[Data entries]
────────────────────

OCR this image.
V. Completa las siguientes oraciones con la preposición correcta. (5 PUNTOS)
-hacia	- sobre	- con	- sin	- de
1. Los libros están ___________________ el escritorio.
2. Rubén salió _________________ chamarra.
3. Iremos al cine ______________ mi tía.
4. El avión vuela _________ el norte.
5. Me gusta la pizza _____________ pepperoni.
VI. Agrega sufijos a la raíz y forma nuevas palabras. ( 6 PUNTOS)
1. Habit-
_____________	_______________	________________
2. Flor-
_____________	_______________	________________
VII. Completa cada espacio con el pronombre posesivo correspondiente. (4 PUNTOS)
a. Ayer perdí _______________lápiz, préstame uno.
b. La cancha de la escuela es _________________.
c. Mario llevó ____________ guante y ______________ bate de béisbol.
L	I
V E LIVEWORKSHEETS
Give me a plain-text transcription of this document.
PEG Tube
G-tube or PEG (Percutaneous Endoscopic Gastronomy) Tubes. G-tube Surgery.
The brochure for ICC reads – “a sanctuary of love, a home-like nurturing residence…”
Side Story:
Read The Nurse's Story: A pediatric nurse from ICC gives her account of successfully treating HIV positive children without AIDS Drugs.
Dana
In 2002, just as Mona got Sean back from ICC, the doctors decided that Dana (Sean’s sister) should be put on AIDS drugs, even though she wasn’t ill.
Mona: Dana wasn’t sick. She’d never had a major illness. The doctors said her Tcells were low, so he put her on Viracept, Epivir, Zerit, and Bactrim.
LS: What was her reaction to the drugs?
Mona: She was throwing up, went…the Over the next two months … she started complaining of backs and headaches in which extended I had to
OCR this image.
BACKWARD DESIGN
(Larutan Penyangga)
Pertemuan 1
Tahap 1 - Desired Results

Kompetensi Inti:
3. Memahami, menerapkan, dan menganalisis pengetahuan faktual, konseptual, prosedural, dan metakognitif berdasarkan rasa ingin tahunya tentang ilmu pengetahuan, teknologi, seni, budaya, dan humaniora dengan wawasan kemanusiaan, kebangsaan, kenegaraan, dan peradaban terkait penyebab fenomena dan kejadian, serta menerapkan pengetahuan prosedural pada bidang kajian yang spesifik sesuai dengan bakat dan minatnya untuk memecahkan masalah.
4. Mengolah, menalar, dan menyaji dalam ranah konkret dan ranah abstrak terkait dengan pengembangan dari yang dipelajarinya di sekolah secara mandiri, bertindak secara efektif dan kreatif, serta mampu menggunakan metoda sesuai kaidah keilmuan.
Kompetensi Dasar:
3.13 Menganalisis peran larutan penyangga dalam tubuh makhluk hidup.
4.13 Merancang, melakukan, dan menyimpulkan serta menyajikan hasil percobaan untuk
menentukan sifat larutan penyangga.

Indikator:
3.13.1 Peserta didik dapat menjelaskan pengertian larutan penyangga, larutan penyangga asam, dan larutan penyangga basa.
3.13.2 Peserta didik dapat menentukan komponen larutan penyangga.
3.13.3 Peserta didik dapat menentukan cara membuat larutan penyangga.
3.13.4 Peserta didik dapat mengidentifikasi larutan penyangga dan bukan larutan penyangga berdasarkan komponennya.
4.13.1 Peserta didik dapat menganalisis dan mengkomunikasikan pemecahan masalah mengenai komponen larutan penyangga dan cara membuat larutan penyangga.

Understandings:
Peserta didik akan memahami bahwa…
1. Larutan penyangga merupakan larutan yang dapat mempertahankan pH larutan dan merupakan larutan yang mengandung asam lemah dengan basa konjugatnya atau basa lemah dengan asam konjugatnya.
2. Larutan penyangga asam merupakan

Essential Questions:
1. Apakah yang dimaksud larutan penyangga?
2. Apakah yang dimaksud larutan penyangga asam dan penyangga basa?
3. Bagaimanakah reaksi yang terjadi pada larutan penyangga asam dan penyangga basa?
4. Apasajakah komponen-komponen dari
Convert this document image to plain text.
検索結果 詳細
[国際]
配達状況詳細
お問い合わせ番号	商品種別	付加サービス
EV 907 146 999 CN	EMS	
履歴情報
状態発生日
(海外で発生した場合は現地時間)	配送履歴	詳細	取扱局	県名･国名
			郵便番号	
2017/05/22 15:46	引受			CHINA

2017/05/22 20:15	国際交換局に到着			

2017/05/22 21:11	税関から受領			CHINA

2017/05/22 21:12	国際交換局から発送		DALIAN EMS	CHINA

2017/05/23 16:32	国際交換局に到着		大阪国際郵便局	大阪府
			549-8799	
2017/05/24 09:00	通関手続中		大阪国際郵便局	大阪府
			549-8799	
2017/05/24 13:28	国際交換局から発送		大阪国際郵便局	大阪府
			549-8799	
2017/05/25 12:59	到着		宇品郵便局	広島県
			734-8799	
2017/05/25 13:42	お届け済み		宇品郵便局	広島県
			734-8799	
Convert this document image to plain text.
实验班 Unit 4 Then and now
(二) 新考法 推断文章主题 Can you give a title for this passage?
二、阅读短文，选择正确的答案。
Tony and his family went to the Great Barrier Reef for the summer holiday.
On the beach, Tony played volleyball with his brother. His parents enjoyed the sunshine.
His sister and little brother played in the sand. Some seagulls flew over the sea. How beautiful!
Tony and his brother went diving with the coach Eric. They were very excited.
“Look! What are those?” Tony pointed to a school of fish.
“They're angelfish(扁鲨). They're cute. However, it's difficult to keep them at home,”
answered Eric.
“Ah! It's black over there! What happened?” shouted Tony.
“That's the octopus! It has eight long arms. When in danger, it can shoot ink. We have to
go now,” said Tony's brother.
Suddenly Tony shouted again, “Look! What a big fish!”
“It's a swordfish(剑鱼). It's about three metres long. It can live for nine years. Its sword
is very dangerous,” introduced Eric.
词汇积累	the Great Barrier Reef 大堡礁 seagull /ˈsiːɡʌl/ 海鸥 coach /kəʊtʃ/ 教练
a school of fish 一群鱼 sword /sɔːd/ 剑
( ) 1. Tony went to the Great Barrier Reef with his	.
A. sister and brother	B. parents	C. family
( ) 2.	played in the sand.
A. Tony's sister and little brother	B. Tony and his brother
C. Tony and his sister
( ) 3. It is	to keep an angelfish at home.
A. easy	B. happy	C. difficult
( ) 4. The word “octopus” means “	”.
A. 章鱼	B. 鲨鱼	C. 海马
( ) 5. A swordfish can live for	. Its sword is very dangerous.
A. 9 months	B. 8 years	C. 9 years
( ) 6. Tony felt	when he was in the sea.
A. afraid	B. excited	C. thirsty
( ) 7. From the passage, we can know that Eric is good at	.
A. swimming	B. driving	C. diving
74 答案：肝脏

────────────────────

§ Given request
Write out the material exactly as given.

§ Task answer
OCR this image.
V. Completa las siguientes oraciones con la preposición correcta. (5 PUNTOS)
-hacia	- sobre	- con	- sin	- de
1. Los libros están ___________________ el escritorio.
2. Rubén salió _________________ chamarra.
3. Iremos al cine ______________ mi tía.
4. El avión vuela _________ el norte.
5. Me gusta la pizza _____________ pepperoni.
VI. Agrega sufijos a la raíz y forma nuevas palabras. ( 6 PUNTOS)
1. Habit-
_____________	_______________	________________
2. Flor-
_____________	_______________	________________
VII. Completa cada espacio con el pronombre posesivo correspondiente. (4 PUNTOS)
a. Ayer perdí _______________lápiz, préstame uno.
b. La cancha de la escuela es _________________.
c. Mario llevó ____________ guante y ______________ bate de béisbol.
L	I
V E LIVEWORKSHEETS
Give me a plain-text transcription of this document.
PEG Tube
G-tube or PEG (Percutaneous Endoscopic Gastronomy) Tubes. G-tube Surgery.
The brochure for ICC reads – “a sanctuary of love, a home-like nurturing residence…”
Side Story:
Read The Nurse's Story: A pediatric nurse from ICC gives her account of successfully treating HIV positive children without AIDS Drugs.
Dana
In 2002, just as Mona got Sean back from ICC, the doctors decided that Dana (Sean’s sister) should be put on AIDS drugs, even though she wasn’t ill.
Mona: Dana wasn’t sick. She’d never had a major illness. The doctors said her Tcells were low, so he put her on Viracept, Epivir, Zerit, and Bactrim.
LS: What was her reaction to the drugs?
Mona: She was throwing up, went…the Over the next two months … she started complaining of backs and headaches in which extended I had to
OCR this image.
BACKWARD DESIGN
(Larutan Penyangga)
Pertemuan 1
Tahap 1 - Desired Results

Kompetensi Inti:
3. Memahami, menerapkan, dan menganalisis pengetahuan faktual, konseptual, prosedural, dan metakognitif berdasarkan rasa ingin tahunya tentang ilmu pengetahuan, teknologi, seni, budaya, dan humaniora dengan wawasan kemanusiaan, kebangsaan, kenegaraan, dan peradaban terkait penyebab fenomena dan kejadian, serta menerapkan pengetahuan prosedural pada bidang kajian yang spesifik sesuai dengan bakat dan minatnya untuk memecahkan masalah.
4. Mengolah, menalar, dan menyaji dalam ranah konkret dan ranah abstrak terkait dengan pengembangan dari yang dipelajarinya di sekolah secara mandiri, bertindak secara efektif dan kreatif, serta mampu menggunakan metoda sesuai kaidah keilmuan.
Kompetensi Dasar:
3.13 Menganalisis peran larutan penyangga dalam tubuh makhluk hidup.
4.13 Merancang, melakukan, dan menyimpulkan serta menyajikan hasil percobaan untuk
menentukan sifat larutan penyangga.

Indikator:
3.13.1 Peserta didik dapat menjelaskan pengertian larutan penyangga, larutan penyangga asam, dan larutan penyangga basa.
3.13.2 Peserta didik dapat menentukan komponen larutan penyangga.
3.13.3 Peserta didik dapat menentukan cara membuat larutan penyangga.
3.13.4 Peserta didik dapat mengidentifikasi larutan penyangga dan bukan larutan penyangga berdasarkan komponennya.
4.13.1 Peserta didik dapat menganalisis dan mengkomunikasikan pemecahan masalah mengenai komponen larutan penyangga dan cara membuat larutan penyangga.

Understandings:
Peserta didik akan memahami bahwa…
1. Larutan penyangga merupakan larutan yang dapat mempertahankan pH larutan dan merupakan larutan yang mengandung asam lemah dengan basa konjugatnya atau basa lemah dengan asam konjugatnya.
2. Larutan penyangga asam merupakan

Essential Questions:
1. Apakah yang dimaksud larutan penyangga?
2. Apakah yang dimaksud larutan penyangga asam dan penyangga basa?
3. Bagaimanakah reaksi yang terjadi pada larutan penyangga asam dan penyangga basa?
4. Apasajakah komponen-komponen dari
Convert this document image to plain text.
検索結果 詳細
[国際]
配達状況詳細
お問い合わせ番号	商品種別	付加サービス
EV 907 146 999 CN	EMS	
履歴情報
状態発生日
(海外で発生した場合は現地時間)	配送履歴	詳細	取扱局	県名･国名
			郵便番号	
2017/05/22 15:46	引受			CHINA

2017/05/22 20:15	国際交換局に到着			

2017/05/22 21:11	税関から受領			CHINA

2017/05/22 21:12	国際交換局から発送		DALIAN EMS	CHINA

2017/05/23 16:32	国際交換局に到着		大阪国際郵便局	大阪府
			549-8799	
2017/05/24 09:00	通関手続中		大阪国際郵便局	大阪府
			549-8799	
2017/05/24 13:28	国際交換局から発送		大阪国際郵便局	大阪府
			549-8799	
2017/05/25 12:59	到着		宇品郵便局	広島県
			734-8799	
2017/05/25 13:42	お届け済み		宇品郵便局	広島県
			734-8799	
Convert this document image to plain text.
实验班 Unit 4 Then and now
(二) 新考法 推断文章主题 Can you give a title for this passage?
二、阅读短文，选择正确的答案。
Tony and his family went to the Great Barrier Reef for the summer holiday.
On the beach, Tony played volleyball with his brother. His parents enjoyed the sunshine.
His sister and little brother played in the sand. Some seagulls flew over the sea. How beautiful!
Tony and his brother went diving with the coach Eric. They were very excited.
“Look! What are those?” Tony pointed to a school of fish.
“They're angelfish(扁鲨). They're cute. However, it's difficult to keep them at home,”
answered Eric.
“Ah! It's black over there! What happened?” shouted Tony.
“That's the octopus! It has eight long arms. When in danger, it can shoot ink. We have to
go now,” said Tony's brother.
Suddenly Tony shouted again, “Look! What a big fish!”
“It's a swordfish(剑鱼). It's about three metres long. It can live for nine years. Its sword
is very dangerous,” introduced Eric.
词汇积累	the Great Barrier Reef 大堡礁 seagull /ˈsiːɡʌl/ 海鸥 coach /kəʊtʃ/ 教练
a school of fish 一群鱼 sword /sɔːd/ 剑
( ) 1. Tony went to the Great Barrier Reef with his	.
A. sister and brother	B. parents	C. family
( ) 2.	played in the sand.
A. Tony's sister and little brother	B. Tony and his brother
C. Tony and his sister
( ) 3. It is	to keep an angelfish at home.
A. easy	B. happy	C. difficult
( ) 4. The word “octopus” means “	”.
A. 章鱼	B. 鲨鱼	C. 海马
( ) 5. A swordfish can live for	. Its sword is very dangerous.
A. 9 months	B. 8 years	C. 9 years
( ) 6. Tony felt	when he was in the sea.
A. afraid	B. excited	C. thirsty
( ) 7. From the passage, we can know that Eric is good at	.
A. swimming	B. driving	C. diving
74 答案：肝脏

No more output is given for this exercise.